(EXTRACT PROVIDED begins)
The audio was produced in Ableton, but rendered out with associated spatialization information. The multi channel audio and spatial data was played back over the speaker arrays using Max. Max sent the recorded data to TouchDesigner as OSC messages, which I would ingest and use to drive various elements of the scenes.

The results were immersive and entrancing.

Directly above, you can see some examples of the TouchDesigner scene as it looked before it got mapped to leds on the right. On the left, you can see what the raw texture looked like, before being mapped or sampled.

It's important to simulate the real life leds as much as possible in terms of pixel density and spacing when building content because the density, spacing, and layout drastically impacts how the content that is developed will look. The content on the right looks blurry, extremely saturated and a bit cheesy. However on the leds it achieves the desired effect, and in the end that's all that matters!

The LED product used here had 1 addressable pixel for every 3 physical pixels, so this would cause the content to be interpolated in such a way that every 3 pixels down the strip showed the exact same values. This can cause visual banding if the content is too high frequency, so emulating all of these attributes in 3d made for a very smooth transition to working onsite with the content we already had.
(EXTRACT PROVIDED ends)
(EXTRACTED MATERIAL begins)
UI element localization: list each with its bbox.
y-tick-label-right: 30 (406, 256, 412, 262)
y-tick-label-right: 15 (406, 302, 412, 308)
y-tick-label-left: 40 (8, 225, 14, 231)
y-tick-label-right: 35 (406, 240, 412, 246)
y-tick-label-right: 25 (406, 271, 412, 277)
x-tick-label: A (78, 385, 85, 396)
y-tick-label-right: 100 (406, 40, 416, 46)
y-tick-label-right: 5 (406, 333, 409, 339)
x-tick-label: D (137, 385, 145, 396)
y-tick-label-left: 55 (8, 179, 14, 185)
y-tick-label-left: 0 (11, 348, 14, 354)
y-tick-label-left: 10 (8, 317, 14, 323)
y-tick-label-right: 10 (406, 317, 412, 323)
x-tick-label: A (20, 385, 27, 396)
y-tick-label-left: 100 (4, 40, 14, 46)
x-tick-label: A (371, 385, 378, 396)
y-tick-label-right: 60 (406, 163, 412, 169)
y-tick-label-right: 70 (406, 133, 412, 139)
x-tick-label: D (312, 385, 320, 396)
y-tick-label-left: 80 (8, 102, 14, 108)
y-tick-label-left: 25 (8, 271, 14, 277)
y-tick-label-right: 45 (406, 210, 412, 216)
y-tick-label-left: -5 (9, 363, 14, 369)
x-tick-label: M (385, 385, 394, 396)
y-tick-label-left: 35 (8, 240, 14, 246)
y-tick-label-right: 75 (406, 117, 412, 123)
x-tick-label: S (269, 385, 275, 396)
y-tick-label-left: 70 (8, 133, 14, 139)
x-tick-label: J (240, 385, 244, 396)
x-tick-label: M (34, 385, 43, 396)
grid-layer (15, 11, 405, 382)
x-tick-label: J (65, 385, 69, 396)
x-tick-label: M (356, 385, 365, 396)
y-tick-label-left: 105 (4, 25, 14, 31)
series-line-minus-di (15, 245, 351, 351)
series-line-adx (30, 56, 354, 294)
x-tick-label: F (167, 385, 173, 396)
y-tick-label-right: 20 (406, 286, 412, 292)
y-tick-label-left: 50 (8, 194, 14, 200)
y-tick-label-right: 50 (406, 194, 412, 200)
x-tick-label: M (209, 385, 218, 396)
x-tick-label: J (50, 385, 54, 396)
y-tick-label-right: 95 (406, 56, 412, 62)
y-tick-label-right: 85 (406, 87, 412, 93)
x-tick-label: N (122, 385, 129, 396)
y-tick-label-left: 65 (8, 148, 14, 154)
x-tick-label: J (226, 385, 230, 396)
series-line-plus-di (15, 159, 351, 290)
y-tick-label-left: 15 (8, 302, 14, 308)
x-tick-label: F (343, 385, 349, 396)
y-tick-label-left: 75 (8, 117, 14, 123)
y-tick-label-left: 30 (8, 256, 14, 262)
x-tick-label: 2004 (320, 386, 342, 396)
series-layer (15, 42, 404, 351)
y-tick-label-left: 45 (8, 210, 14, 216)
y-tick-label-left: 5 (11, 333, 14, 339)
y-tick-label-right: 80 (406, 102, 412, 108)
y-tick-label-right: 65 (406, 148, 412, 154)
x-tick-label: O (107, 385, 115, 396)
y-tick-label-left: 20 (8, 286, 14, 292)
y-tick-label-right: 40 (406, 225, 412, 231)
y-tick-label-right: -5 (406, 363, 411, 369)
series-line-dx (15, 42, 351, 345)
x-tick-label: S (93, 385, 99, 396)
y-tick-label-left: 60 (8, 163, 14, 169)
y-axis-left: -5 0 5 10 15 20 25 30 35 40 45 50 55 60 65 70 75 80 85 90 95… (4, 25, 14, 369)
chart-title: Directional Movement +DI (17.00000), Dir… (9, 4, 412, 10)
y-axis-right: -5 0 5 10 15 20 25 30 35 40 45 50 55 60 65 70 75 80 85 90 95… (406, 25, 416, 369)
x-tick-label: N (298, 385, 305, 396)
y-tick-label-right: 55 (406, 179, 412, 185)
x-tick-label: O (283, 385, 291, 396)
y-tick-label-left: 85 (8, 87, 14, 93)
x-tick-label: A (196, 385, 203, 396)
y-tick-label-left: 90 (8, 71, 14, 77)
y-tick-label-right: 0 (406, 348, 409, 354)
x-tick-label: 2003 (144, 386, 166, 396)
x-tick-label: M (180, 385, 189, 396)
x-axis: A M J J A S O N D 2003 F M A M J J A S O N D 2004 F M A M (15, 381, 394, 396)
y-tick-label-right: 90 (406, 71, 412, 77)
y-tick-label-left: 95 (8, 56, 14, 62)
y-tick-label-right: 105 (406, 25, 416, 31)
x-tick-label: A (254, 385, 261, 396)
(EXTRACTED MATERIAL ends)
* _EXERCISES TO COMPLETE_:
**A.** In the text on the LED installation, why was it important to simulate the real LEDs' pixel density and spacing while building content? Answer in one to three sentences.
**B.** Extend the write-up on the LED installation, picking up after its final sentence.

* _TASK-BY-TASK ANSWERS_:
**A.** The density, spacing, and layout of the LEDs drastically affect how the content will look. Content that appears blurry, oversaturated, and a bit cheesy on screen can still achieve the desired effect on the actual LEDs. Emulating these attributes in 3D also made the move to working onsite with the existing content very smooth.

**B.**
DLIT Led Tunnel Meow Wolf Las Vegas
LED Tunnel Meow Wolf Las Vegas Omega MartLed Tunnel Area 15 Omega Mart Meow Wolf

Source Spill

This particular LED piece was a supporting part of a much bigger, perhaps the biggest individual "room" in the space, the Projected Desert (Coco Labs). The narrative idea was that the "Source", which is being produced in The Factory connected to this area, was leaking out into the desert, resulting in mutated and psychedelic phenomena.

The led floor that I built the software for was a work of genius considering the constraints and challenges with installing it. The heavy glass etched tiles had already been laid, leaving only a gap to slide flexible and cuttable paper LED product into from the sides. Jon Haas was the lead video and lighting designer on this element.

This was also nearing the end of my available time in Vegas, and since this install was taking some extra time I busied myself with building and preparing a full pixel mapping software frontend that could create an instance of the tiles that were being inserted, flash it's pixels in a way that allowed us to identify orientation, and axis flip status, as well. This made it possible to breeze through our pixel mapping process during crunch time in the last few days.

We were provided a pixel map with the intended layout, but as things go there were many tiles and edge cases that changed last minute, and having a visual tool that showed us on screen 1:1 what we saw in the space, made troubleshooting as intuitive as it could be.

Source Spill, Meow Wolf, Las Vegas
Source Spill Closeup
Source Spill Closeup 2
Source Spill Gif

Hendee Acres

Hendee Acres was a smaller relaxing corner of the space, directed and built by Jon Haas as well. My role here was also to build a pixel mapping software patch that could drive a single piece of content over a 2D map of the left and right sides of the space.

Hendee Acres at Area 15 Meow Wolf Las Vegas

DramCorp Office

I played a very minor but interesting support role here, troubleshooting some issues with a mapped piece of video content that wasn't displaying correctly on the ceiling fixtures.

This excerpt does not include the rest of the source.